─── MATERIAL TO PROCESS
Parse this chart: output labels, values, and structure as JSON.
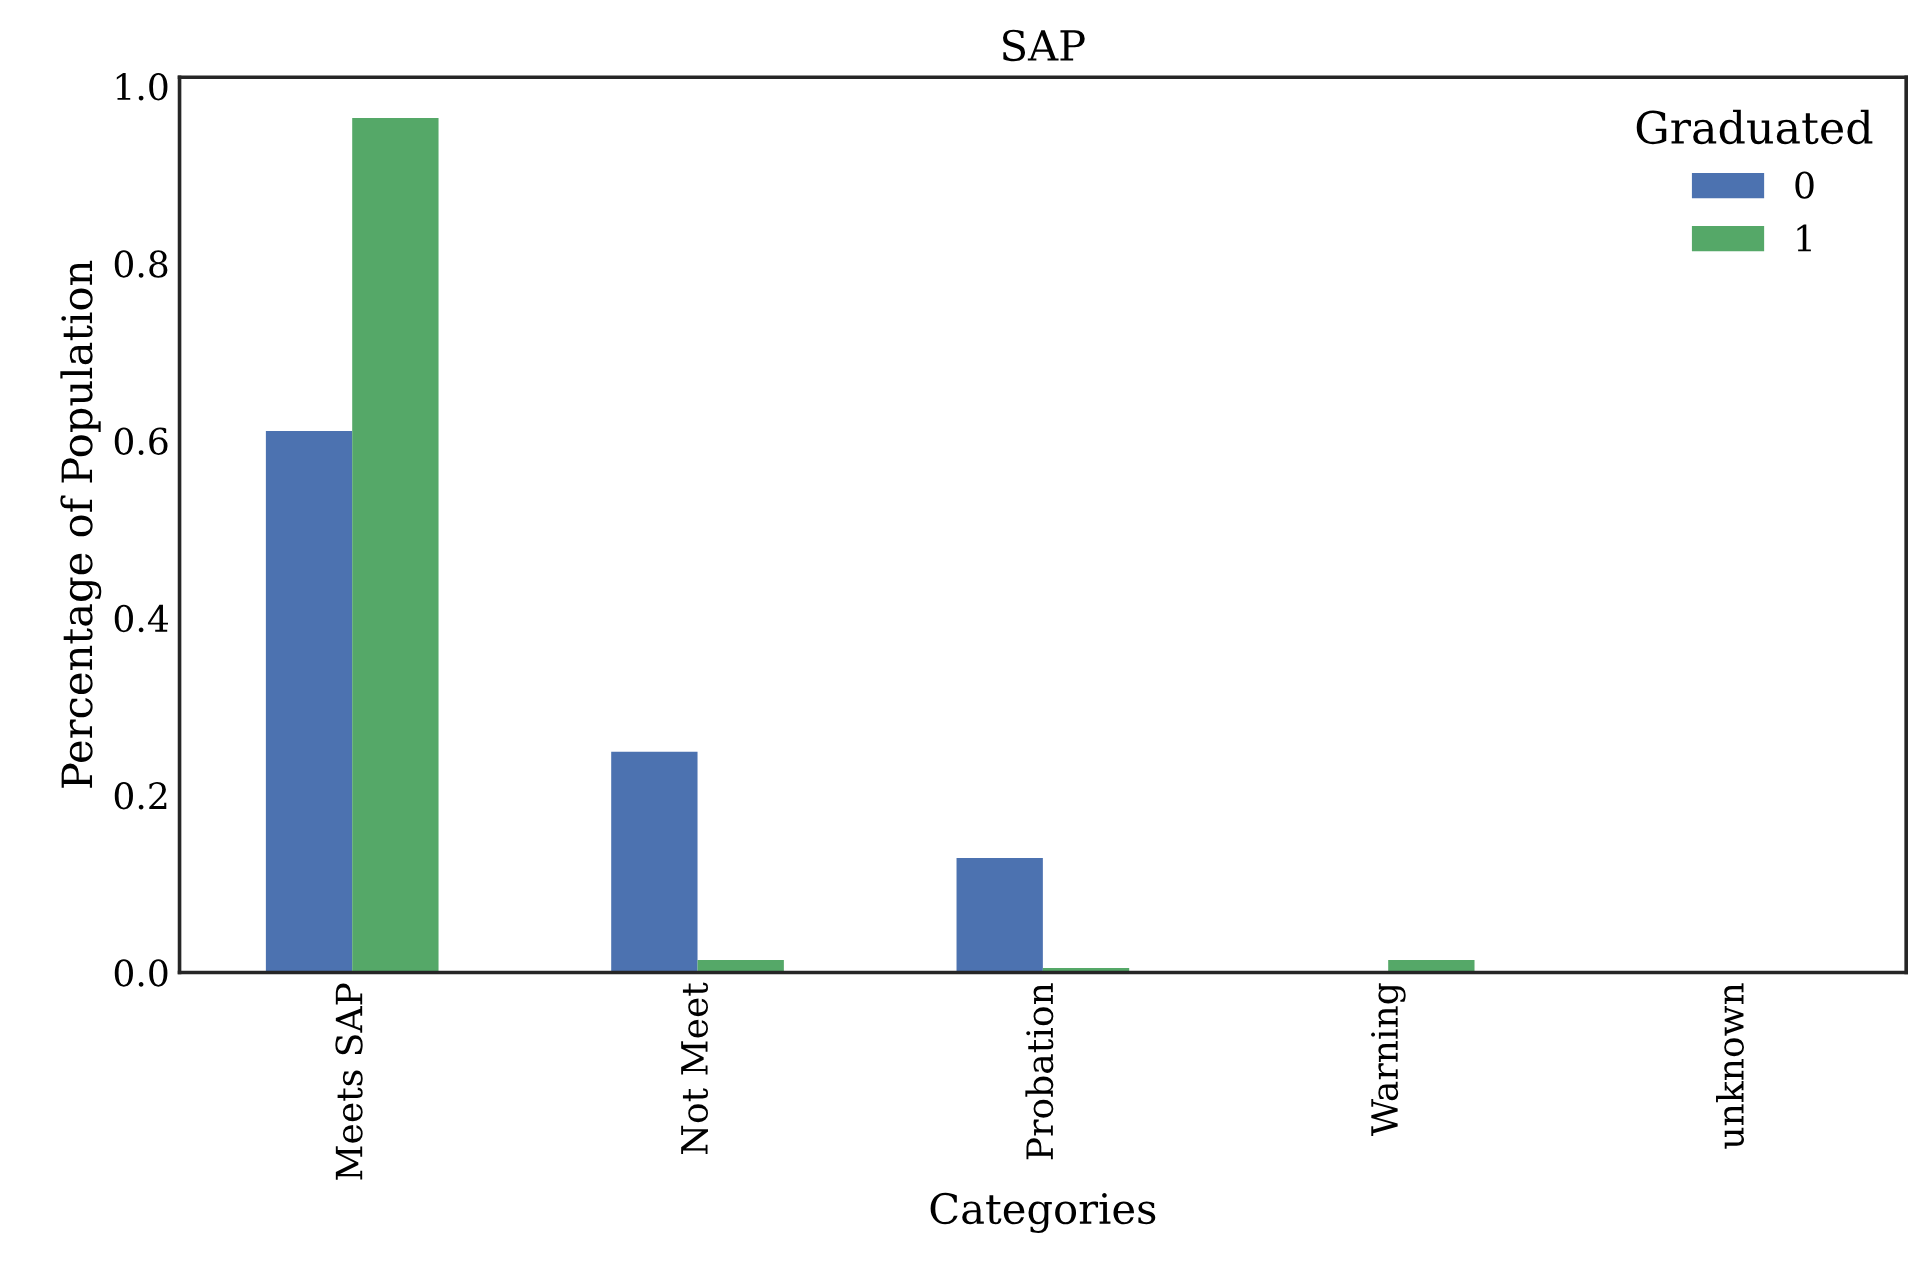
{
  "chart_data": {
    "type": "bar",
    "title": "SAP",
    "xlabel": "Categories",
    "ylabel": "Percentage of Population",
    "categories": [
      "Meets SAP",
      "Not Meet",
      "Probation",
      "Warning",
      "unknown"
    ],
    "series": [
      {
        "name": "0",
        "color": "#4c72b0",
        "values": [
          0.611,
          0.249,
          0.129,
          0,
          0
        ]
      },
      {
        "name": "1",
        "color": "#55a868",
        "values": [
          0.964,
          0.014,
          0.005,
          0.014,
          0
        ]
      }
    ],
    "legend_title": "Graduated",
    "legend": "top right",
    "ylim": [
      0,
      1.01
    ],
    "yticks": [
      {
        "value": 0,
        "label": "0.0"
      },
      0.2,
      0.4,
      0.6,
      0.8,
      {
        "value": 1,
        "label": "1.0"
      }
    ],
    "grid": false
  }
}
──────
**STATED EXERCISE**
Copy out the listing exactly as it stands, but not the pictures.

**TASK OUTPUT**
Parse this chart: output labels, values, and structure as JSON.
{
  "chart_data": {
    "type": "bar",
    "title": "SAP",
    "xlabel": "Categories",
    "ylabel": "Percentage of Population",
    "categories": [
      "Meets SAP",
      "Not Meet",
      "Probation",
      "Warning",
      "unknown"
    ],
    "series": [
      {
        "name": "0",
        "color": "#4c72b0",
        "values": [
          0.611,
          0.249,
          0.129,
          0,
          0
        ]
      },
      {
        "name": "1",
        "color": "#55a868",
        "values": [
          0.964,
          0.014,
          0.005,
          0.014,
          0
        ]
      }
    ],
    "legend_title": "Graduated",
    "legend": "top right",
    "ylim": [
      0,
      1.01
    ],
    "yticks": [
      {
        "value": 0,
        "label": "0.0"
      },
      0.2,
      0.4,
      0.6,
      0.8,
      {
        "value": 1,
        "label": "1.0"
      }
    ],
    "grid": false
  }
}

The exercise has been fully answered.